From the entries that follow, pick out all lines holding "detonation".

┏━━

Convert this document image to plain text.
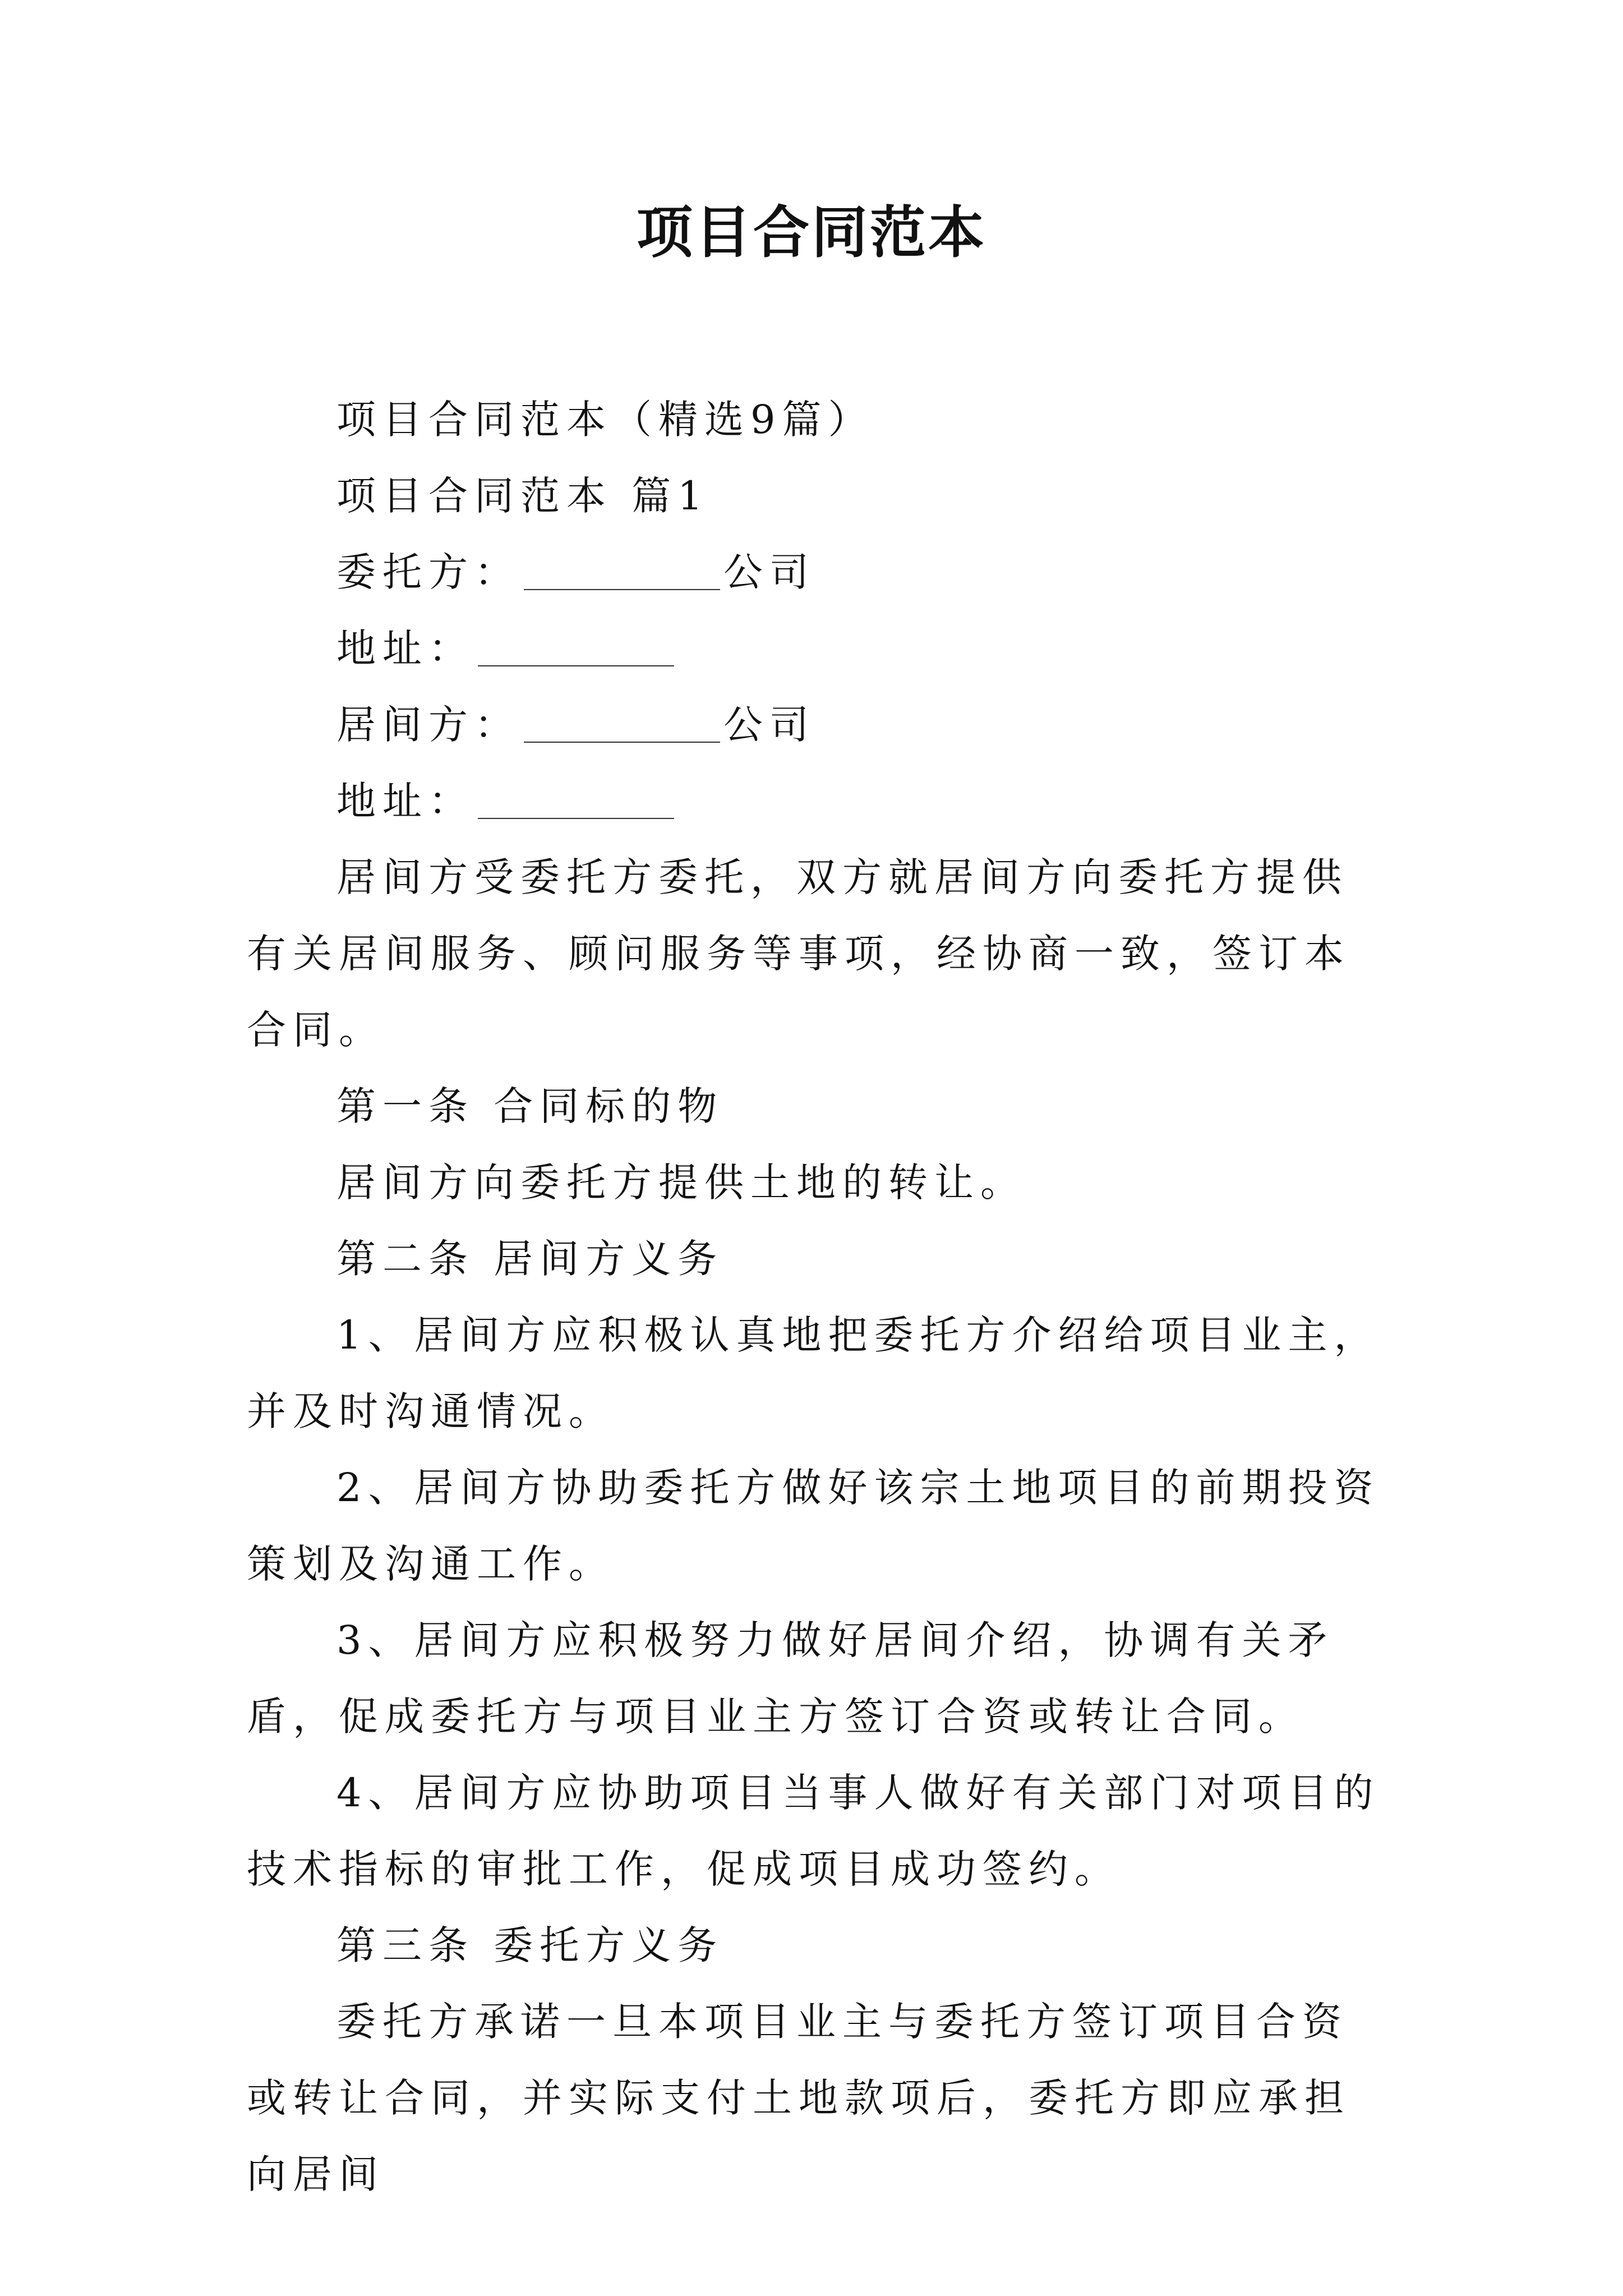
项目合同范本

项目合同范本（精选9篇）

项目合同范本 篇1

委托方：	公司

地址：

居间方：	公司

地址：

居间方受委托方委托，双方就居间方向委托方提供有关居间服务、顾问服务等事项，经协商一致，签订本合同。

第一条 合同标的物

居间方向委托方提供土地的转让。

第二条 居间方义务

1、居间方应积极认真地把委托方介绍给项目业主，并及时沟通情况。

2、居间方协助委托方做好该宗土地项目的前期投资策划及沟通工作。

3、居间方应积极努力做好居间介绍，协调有关矛盾，促成委托方与项目业主方签订合资或转让合同。

4、居间方应协助项目当事人做好有关部门对项目的技术指标的审批工作，促成项目成功签约。

第三条 委托方义务

委托方承诺一旦本项目业主与委托方签订项目合资或转让合同，并实际支付土地款项后，委托方即应承担向居间
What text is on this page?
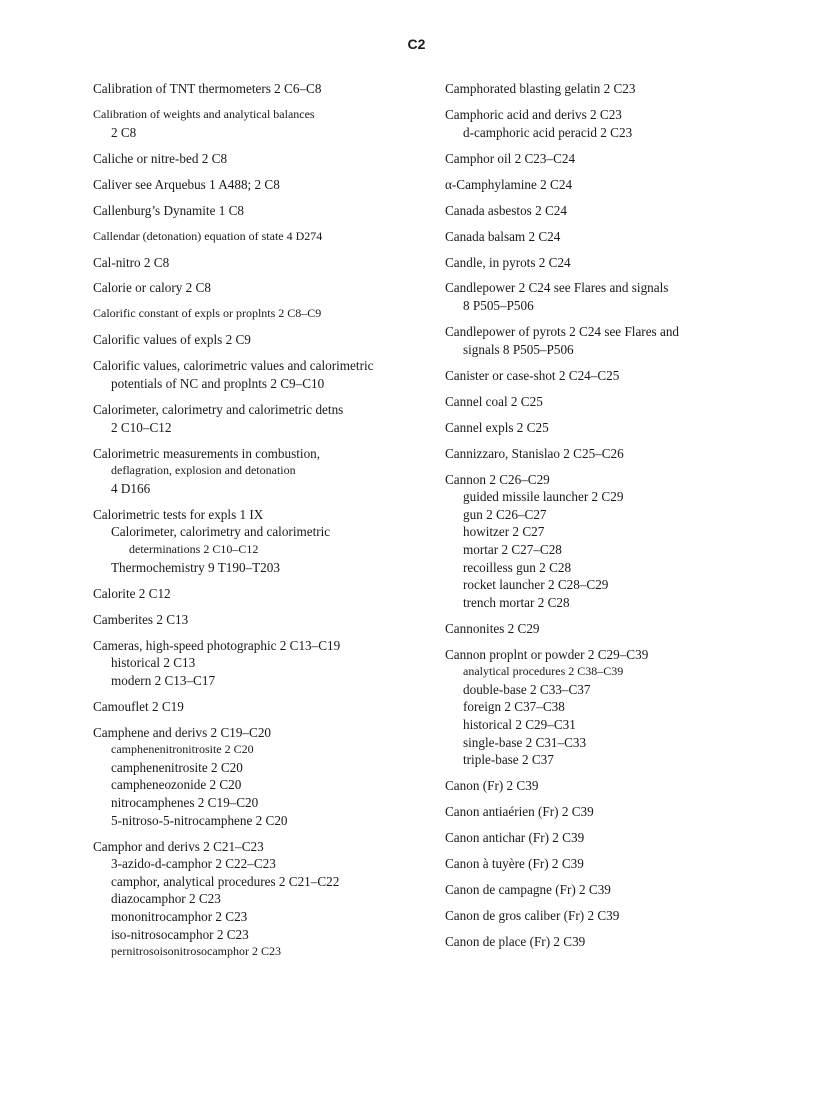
C2
Calibration of TNT thermometers 2 C6–C8
Calibration of weights and analytical balances
2 C8
Caliche or nitre-bed 2 C8
Caliver see Arquebus 1 A488; 2 C8
Callenburg’s Dynamite 1 C8
Callendar (detonation) equation of state 4 D274
Cal-nitro 2 C8
Calorie or calory 2 C8
Calorific constant of expls or proplnts 2 C8–C9
Calorific values of expls 2 C9
Calorific values, calorimetric values and calorimetric
potentials of NC and proplnts 2 C9–C10
Calorimeter, calorimetry and calorimetric detns
2 C10–C12
Calorimetric measurements in combustion,
deflagration, explosion and detonation
4 D166
Calorimetric tests for expls 1 IX
Calorimeter, calorimetry and calorimetric
determinations 2 C10–C12
Thermochemistry 9 T190–T203
Calorite 2 C12
Camberites 2 C13
Cameras, high-speed photographic 2 C13–C19
historical 2 C13
modern 2 C13–C17
Camouflet 2 C19
Camphene and derivs 2 C19–C20
camphenenitronitrosite 2 C20
camphenenitrosite 2 C20
campheneozonide 2 C20
nitrocamphenes 2 C19–C20
5-nitroso-5-nitrocamphene 2 C20
Camphor and derivs 2 C21–C23
3-azido-d-camphor 2 C22–C23
camphor, analytical procedures 2 C21–C22
diazocamphor 2 C23
mononitrocamphor 2 C23
iso-nitrosocamphor 2 C23
pernitrosoisonitrosocamphor 2 C23
Camphorated blasting gelatin 2 C23
Camphoric acid and derivs 2 C23
d-camphoric acid peracid 2 C23
Camphor oil 2 C23–C24
α-Camphylamine 2 C24
Canada asbestos 2 C24
Canada balsam 2 C24
Candle, in pyrots 2 C24
Candlepower 2 C24 see Flares and signals
8 P505–P506
Candlepower of pyrots 2 C24 see Flares and
signals 8 P505–P506
Canister or case-shot 2 C24–C25
Cannel coal 2 C25
Cannel expls 2 C25
Cannizzaro, Stanislao 2 C25–C26
Cannon 2 C26–C29
guided missile launcher 2 C29
gun 2 C26–C27
howitzer 2 C27
mortar 2 C27–C28
recoilless gun 2 C28
rocket launcher 2 C28–C29
trench mortar 2 C28
Cannonites 2 C29
Cannon proplnt or powder 2 C29–C39
analytical procedures 2 C38–C39
double-base 2 C33–C37
foreign 2 C37–C38
historical 2 C29–C31
single-base 2 C31–C33
triple-base 2 C37
Canon (Fr) 2 C39
Canon antiaérien (Fr) 2 C39
Canon antichar (Fr) 2 C39
Canon à tuyère (Fr) 2 C39
Canon de campagne (Fr) 2 C39
Canon de gros caliber (Fr) 2 C39
Canon de place (Fr) 2 C39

┗━━

▸ **OUTPUT OF THE EXERCISE**:
Callendar (detonation) equation of state 4 D274
deflagration, explosion and detonation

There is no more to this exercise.